阅读篇章.
****************

RPC-4000计算机有一个相当现代化的功能 叫做索引注册器。 它可以让程序员写一个循环, 在里边使用索引过的指令; 不过每使用一次, 索引注册器里的数字 就会被加到这条指令的地址上面, 这样它就会指向 序列中的下一条数据。 不过他就需要每次 手动为索引注册器增值。 Mel从来没这么做过。

取而代之的是,他会把指令拖到一个机器注册器里, 为它的地址加1, 再把它存储回来。 然后他再直接从注册器中 执行修改过的指令。 循环在写的时候就 把增加的执行时间也算进去了—— 这条指令执行完后, 下一条就会刚好处在磁头的阅读位置上, 可以直接继续。 但循环里边没有条件判断。

最重要的线索出现了, 当我我注意到索引注册器位元的时候, 这个位元处在指令的地址码和操作码之间, 而且是开启的—— 尽管Mel从来没使用过索引注册器, 所以此处一直是为0的。 当我看明白的时候,我简直被亮瞎了。

他把工作的数据 放在了存储的最顶端—— 指令能处理的最大的地址值—— 所以,当最后一条数据处理完以后, 增加指令地址 就会让地址发生溢出。 然后就会导致操作码被加1, 让它成了指令集里的下一条指令: 一条跳过指令。 于是理所当然,下一条程序指令 就到了地址位置0, 然后程序就开心地运行下去了。

我没有和Mel再联系过, 所以我不知道他是不是 面对着洪水般的编程技术变革 已经让步了。 我喜欢想象他没有让步。 无论如何, 我已经被他的技术深深折服, 不想再去找那处有问题的条件判断了。 我告诉大·老板我找不出。 大·老板听了也没觉得奇怪。

当我离开这家公司的时候, 在你打开对应的感知开关以后, “二十一点”还是会作弊的, 我觉得这样挺不错。 深入研究了真·程序员的代码, 我觉得自己有点心累。


原文

The Story of Mel, a Real Programmer

This was posted to USENET by its author, Ed Nather (utastro!nather), on May 21, 1983.

A recent article devoted to the macho side of programming made the bald and unvarnished statement:

     Real Programmers write in FORTRAN.

 Maybe they do now,
 in this decadent era of
 Lite beer, hand calculators, and "user-friendly" software
 but back in the Good Old Days,
 when the term "software" sounded funny
 and Real Computers were made out of drums and vacuum tubes,
 Real Programmers wrote in machine code.
 Not FORTRAN.  Not RATFOR.  Not, even, assembly language.
 Machine Code.
 Raw, unadorned, inscrutable hexadecimal numbers.
 Directly.

 Lest a whole new generation of programmers
 grow up in ignorance of this glorious past,
 I feel duty-bound to describe,
 as best I can through the generation gap,
 how a Real Programmer wrote code.
 I'll call him Mel,
 because that was his name.

 I first met Mel when I went to work for Royal McBee Computer Corp.,
 a now-defunct subsidiary of the typewriter company.
 The firm manufactured the LGP-30,
 a small, cheap (by the standards of the day)
 drum-memory computer,
 and had just started to manufacture
 the RPC-4000, a much-improved,
 bigger, better, faster --- drum-memory computer.
 Cores cost too much,
 and weren't here to stay, anyway.
 (That's why you haven't heard of the company,
 or the computer.)

 I had been hired to write a FORTRAN compiler
 for this new marvel and Mel was my guide to its wonders.
 Mel didn't approve of compilers.

 "If a program can't rewrite its own code",
 he asked, "what good is it?"

 Mel had written,
 in hexadecimal,
 the most popular computer program the company owned.
 It ran on the LGP-30
 and played blackjack with potential customers
 at computer shows.
 Its effect was always dramatic.

****************

原始数据.
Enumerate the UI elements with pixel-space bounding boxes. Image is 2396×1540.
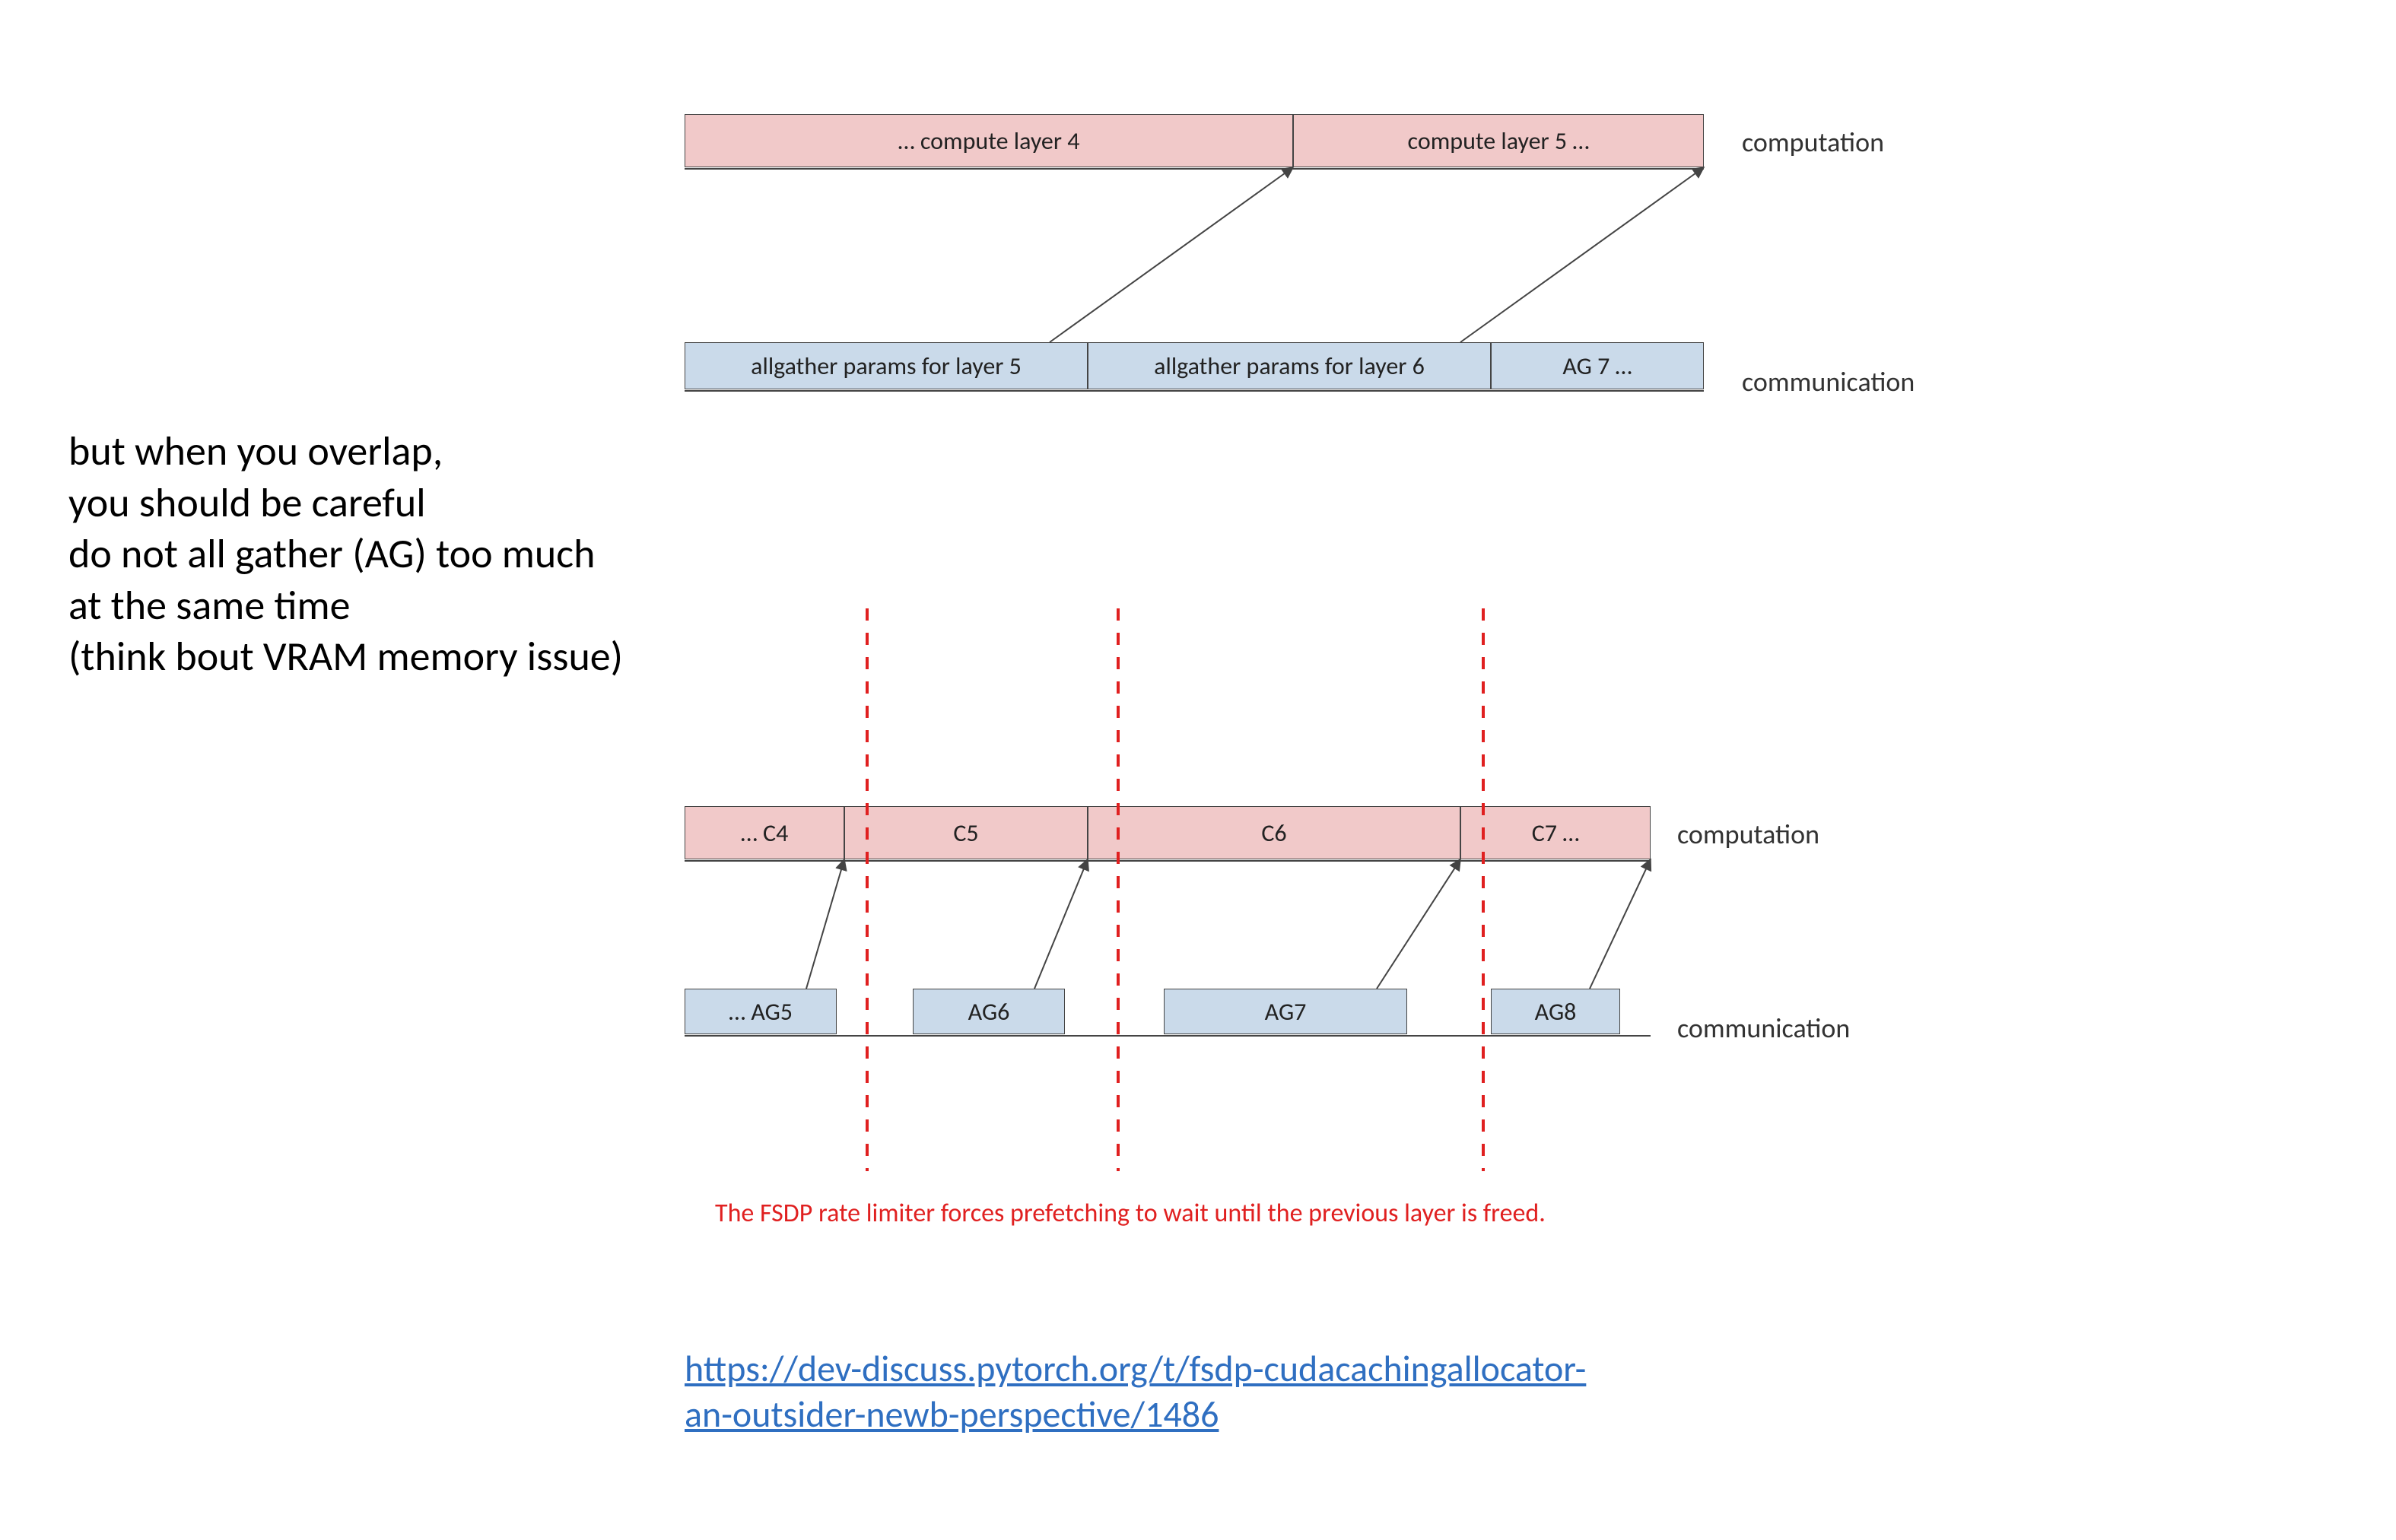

****************

工作说明.
**A)** 照录关于程序员Mel的文章中的一段：从含有“I'll call him”的字句开始，至“the typewriter company.”为止。
**B)** 紧接关于程序员Mel的文章的末句往下续写。
以上材料取自其他来源。

各题结果.
**A)**
I'll call him Mel,
 because that was his name.

 I first met Mel when I went to work for Royal McBee Computer Corp.,
 a now-defunct subsidiary of the typewriter company.

**B)**
 The LGP-30 booth was packed at every show,
 and the IBM salesmen stood around
 talking to each other.
 Whether or not this actually sold computers
 was a question we never discussed.

 Mel's job was to re-write
 the blackjack program for the RPC-4000.
 (Port?  What does that mean?)
 The new computer had a one-plus-one
 addressing scheme,
 in which each machine instruction,
 in addition to the operation code
 and the address of the needed operand,
 had a second address that indicated where, on the revolving drum,
 the next instruction was located.

 In modern parlance,
 every single instruction was followed by a GO TO!
 Put *that* in Pascal's pipe and smoke it.

 Mel loved the RPC-4000
 because he could optimize his code:
 that is, locate instructions on the drum
 so that just as one finished its job,
 the next would be just arriving at the "read head"
 and available for immediate execution.
 There was a program to do that job,
 an "optimizing assembler",
 but Mel refused to use it.

 "You never know where it's going to put things",
 he explained, "so you'd have to use separate constants".

 It was a long time before I understood that remark.
 Since Mel knew the numerical value
 of every operation code,
 and assigned his own drum addresses,
 every instruction he wrote could also be considered
 a numerical constant.
 He could pick up an earlier "add" instruction, say,
 and multiply by it,
 if it had the right numeric value.
 His code was not easy for someone else to modify.

 I compared Mel's hand-optimized programs
 with the same code massaged by the optimizing assembler program,
 and Mel's always ran faster.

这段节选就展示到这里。